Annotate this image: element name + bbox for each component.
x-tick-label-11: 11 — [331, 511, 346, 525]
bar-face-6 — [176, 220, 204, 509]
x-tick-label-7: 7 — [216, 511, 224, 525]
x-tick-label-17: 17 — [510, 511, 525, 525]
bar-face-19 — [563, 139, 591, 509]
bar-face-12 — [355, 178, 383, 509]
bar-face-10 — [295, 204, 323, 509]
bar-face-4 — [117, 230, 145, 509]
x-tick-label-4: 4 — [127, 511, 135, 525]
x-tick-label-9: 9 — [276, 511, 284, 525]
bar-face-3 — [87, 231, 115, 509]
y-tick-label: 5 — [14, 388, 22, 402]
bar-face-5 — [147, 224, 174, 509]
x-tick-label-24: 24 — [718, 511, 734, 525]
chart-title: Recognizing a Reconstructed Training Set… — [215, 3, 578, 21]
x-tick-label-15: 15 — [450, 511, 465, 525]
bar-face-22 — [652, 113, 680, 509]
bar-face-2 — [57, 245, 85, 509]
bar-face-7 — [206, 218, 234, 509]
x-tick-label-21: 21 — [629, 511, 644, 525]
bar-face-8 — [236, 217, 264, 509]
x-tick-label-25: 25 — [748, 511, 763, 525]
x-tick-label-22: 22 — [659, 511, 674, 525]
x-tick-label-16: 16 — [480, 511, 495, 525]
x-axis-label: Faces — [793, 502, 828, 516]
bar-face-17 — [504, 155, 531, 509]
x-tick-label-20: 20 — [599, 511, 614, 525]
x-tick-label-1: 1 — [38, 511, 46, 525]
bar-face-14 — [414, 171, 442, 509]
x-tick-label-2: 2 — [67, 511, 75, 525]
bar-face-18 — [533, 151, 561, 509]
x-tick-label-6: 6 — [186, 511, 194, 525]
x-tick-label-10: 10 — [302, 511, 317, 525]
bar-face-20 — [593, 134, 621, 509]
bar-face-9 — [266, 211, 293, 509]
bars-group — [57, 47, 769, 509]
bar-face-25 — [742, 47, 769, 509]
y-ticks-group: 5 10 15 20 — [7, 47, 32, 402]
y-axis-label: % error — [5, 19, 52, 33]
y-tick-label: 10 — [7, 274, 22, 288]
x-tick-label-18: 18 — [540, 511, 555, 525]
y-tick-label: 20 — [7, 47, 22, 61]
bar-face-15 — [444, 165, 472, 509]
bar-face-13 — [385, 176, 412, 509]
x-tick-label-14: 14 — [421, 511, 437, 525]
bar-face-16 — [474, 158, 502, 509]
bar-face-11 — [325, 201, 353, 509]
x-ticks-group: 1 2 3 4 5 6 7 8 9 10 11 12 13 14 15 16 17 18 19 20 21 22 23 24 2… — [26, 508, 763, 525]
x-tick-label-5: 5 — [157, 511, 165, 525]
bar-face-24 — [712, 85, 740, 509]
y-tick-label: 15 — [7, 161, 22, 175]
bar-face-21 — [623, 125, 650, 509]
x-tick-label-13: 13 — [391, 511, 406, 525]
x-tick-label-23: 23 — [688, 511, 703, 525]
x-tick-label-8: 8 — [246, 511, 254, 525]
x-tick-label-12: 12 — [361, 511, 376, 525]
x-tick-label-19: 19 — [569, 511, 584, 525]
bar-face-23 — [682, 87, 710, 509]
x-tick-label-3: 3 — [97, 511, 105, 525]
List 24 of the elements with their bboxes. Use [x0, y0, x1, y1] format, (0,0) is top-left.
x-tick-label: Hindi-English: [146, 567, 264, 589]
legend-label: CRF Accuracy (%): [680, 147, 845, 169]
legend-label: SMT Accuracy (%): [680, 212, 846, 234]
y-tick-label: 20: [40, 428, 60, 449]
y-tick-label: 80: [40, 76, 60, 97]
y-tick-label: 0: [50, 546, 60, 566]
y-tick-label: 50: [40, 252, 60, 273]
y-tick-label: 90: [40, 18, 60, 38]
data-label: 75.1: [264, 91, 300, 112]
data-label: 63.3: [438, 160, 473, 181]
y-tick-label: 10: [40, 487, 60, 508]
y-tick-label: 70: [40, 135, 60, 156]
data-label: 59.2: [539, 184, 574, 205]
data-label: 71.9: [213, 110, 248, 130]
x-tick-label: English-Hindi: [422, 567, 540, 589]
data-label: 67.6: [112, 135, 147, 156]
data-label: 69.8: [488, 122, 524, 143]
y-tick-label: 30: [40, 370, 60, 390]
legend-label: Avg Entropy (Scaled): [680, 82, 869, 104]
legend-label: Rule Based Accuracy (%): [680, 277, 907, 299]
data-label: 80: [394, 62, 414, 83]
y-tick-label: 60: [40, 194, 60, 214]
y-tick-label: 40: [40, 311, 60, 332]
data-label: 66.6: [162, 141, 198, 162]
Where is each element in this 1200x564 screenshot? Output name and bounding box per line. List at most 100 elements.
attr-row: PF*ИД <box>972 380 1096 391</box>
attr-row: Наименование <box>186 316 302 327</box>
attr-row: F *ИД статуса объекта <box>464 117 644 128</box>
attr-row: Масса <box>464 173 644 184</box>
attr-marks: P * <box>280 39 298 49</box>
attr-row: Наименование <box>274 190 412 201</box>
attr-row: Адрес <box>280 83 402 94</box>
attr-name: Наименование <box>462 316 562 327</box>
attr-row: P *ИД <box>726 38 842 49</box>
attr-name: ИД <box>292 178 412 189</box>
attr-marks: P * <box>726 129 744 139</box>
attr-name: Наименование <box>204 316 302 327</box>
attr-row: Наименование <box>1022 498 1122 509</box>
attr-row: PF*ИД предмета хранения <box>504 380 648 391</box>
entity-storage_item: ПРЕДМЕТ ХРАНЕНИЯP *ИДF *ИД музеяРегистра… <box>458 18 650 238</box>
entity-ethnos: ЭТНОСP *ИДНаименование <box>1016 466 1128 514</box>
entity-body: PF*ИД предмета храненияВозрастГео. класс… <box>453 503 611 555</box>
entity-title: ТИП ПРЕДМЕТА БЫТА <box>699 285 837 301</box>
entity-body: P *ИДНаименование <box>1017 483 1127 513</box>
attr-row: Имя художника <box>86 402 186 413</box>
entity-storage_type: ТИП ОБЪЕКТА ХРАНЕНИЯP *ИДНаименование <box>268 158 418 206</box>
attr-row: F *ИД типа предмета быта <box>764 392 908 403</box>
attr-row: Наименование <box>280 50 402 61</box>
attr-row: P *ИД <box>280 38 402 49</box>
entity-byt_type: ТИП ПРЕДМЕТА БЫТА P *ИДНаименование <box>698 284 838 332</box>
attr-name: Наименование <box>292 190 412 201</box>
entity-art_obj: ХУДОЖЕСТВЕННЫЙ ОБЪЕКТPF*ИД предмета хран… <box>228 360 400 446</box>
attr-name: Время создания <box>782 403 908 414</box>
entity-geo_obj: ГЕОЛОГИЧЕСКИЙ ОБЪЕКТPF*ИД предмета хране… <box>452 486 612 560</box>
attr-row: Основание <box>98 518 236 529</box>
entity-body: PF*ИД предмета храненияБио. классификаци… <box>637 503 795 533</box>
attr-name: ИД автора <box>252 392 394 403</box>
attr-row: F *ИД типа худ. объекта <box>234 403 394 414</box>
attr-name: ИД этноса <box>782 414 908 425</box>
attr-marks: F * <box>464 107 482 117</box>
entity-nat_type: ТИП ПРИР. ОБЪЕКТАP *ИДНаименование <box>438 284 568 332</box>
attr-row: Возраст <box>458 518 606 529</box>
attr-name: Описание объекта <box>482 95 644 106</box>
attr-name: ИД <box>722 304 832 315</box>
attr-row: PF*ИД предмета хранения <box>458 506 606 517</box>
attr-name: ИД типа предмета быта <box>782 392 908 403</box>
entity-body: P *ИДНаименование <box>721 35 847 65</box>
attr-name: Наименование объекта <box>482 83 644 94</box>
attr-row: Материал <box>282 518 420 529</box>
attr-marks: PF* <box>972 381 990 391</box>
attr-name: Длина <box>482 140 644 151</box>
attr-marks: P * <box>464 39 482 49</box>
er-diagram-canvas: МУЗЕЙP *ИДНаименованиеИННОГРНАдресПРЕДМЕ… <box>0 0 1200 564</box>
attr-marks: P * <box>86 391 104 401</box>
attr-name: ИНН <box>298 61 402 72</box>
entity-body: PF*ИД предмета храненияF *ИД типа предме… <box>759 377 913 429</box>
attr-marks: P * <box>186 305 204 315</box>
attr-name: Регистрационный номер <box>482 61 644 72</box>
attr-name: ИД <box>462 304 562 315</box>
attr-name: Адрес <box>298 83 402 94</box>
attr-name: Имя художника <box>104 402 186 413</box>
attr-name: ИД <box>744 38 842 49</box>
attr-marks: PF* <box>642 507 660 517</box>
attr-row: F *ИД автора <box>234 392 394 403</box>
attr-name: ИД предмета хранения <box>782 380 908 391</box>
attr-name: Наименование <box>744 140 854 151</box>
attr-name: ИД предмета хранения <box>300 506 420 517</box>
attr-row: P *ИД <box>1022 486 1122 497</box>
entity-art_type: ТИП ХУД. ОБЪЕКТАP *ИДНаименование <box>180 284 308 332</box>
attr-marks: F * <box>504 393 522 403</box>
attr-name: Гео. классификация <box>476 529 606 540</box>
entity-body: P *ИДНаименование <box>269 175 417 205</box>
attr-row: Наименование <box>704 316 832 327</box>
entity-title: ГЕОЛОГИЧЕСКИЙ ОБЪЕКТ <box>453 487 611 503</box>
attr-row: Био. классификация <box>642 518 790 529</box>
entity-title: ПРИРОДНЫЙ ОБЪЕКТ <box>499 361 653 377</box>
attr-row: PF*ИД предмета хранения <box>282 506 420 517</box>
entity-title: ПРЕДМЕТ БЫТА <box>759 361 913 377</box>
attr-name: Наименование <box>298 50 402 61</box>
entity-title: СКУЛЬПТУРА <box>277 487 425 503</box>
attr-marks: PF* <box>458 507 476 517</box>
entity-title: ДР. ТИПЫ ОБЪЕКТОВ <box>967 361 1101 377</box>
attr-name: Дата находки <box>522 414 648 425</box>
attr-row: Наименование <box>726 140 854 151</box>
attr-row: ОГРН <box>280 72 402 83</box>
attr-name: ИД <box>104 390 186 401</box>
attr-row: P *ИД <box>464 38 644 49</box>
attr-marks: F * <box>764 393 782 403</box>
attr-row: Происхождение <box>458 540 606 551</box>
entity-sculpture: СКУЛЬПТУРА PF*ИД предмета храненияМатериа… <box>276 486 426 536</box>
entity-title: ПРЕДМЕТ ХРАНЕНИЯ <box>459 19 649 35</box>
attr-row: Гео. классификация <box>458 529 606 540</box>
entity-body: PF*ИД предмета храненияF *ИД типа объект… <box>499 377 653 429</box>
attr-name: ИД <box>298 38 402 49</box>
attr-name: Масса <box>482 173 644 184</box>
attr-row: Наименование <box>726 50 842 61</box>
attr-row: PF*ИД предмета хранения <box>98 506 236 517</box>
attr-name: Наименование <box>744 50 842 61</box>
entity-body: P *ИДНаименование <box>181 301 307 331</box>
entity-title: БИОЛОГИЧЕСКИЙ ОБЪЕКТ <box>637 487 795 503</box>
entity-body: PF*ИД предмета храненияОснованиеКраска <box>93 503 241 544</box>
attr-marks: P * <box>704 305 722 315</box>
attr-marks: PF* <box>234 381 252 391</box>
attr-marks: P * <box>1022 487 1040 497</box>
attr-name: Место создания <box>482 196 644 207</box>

☆ ☆ ☆

Return, word for word, every line of the listing from the first one through the line containing "bar-face-15 — [444, 165, 472, 509]", with both of those lines included.

Annotate this image: element name + bbox for each component.
x-tick-label-11: 11 — [331, 511, 346, 525]
bar-face-6 — [176, 220, 204, 509]
x-tick-label-7: 7 — [216, 511, 224, 525]
x-tick-label-17: 17 — [510, 511, 525, 525]
bar-face-19 — [563, 139, 591, 509]
bar-face-12 — [355, 178, 383, 509]
bar-face-10 — [295, 204, 323, 509]
bar-face-4 — [117, 230, 145, 509]
x-tick-label-4: 4 — [127, 511, 135, 525]
x-tick-label-9: 9 — [276, 511, 284, 525]
bar-face-3 — [87, 231, 115, 509]
y-tick-label: 5 — [14, 388, 22, 402]
bar-face-5 — [147, 224, 174, 509]
x-tick-label-24: 24 — [718, 511, 734, 525]
chart-title: Recognizing a Reconstructed Training Set… — [215, 3, 578, 21]
x-tick-label-15: 15 — [450, 511, 465, 525]
bar-face-22 — [652, 113, 680, 509]
bar-face-2 — [57, 245, 85, 509]
bar-face-7 — [206, 218, 234, 509]
x-tick-label-21: 21 — [629, 511, 644, 525]
bar-face-8 — [236, 217, 264, 509]
x-tick-label-25: 25 — [748, 511, 763, 525]
x-tick-label-22: 22 — [659, 511, 674, 525]
x-tick-label-16: 16 — [480, 511, 495, 525]
x-axis-label: Faces — [793, 502, 828, 516]
bar-face-17 — [504, 155, 531, 509]
x-tick-label-20: 20 — [599, 511, 614, 525]
x-tick-label-1: 1 — [38, 511, 46, 525]
bar-face-14 — [414, 171, 442, 509]
x-tick-label-2: 2 — [67, 511, 75, 525]
bar-face-18 — [533, 151, 561, 509]
x-tick-label-6: 6 — [186, 511, 194, 525]
x-tick-label-10: 10 — [302, 511, 317, 525]
bar-face-20 — [593, 134, 621, 509]
bar-face-9 — [266, 211, 293, 509]
bars-group — [57, 47, 769, 509]
bar-face-25 — [742, 47, 769, 509]
y-ticks-group: 5 10 15 20 — [7, 47, 32, 402]
y-axis-label: % error — [5, 19, 52, 33]
y-tick-label: 10 — [7, 274, 22, 288]
x-tick-label-18: 18 — [540, 511, 555, 525]
y-tick-label: 20 — [7, 47, 22, 61]
bar-face-15 — [444, 165, 472, 509]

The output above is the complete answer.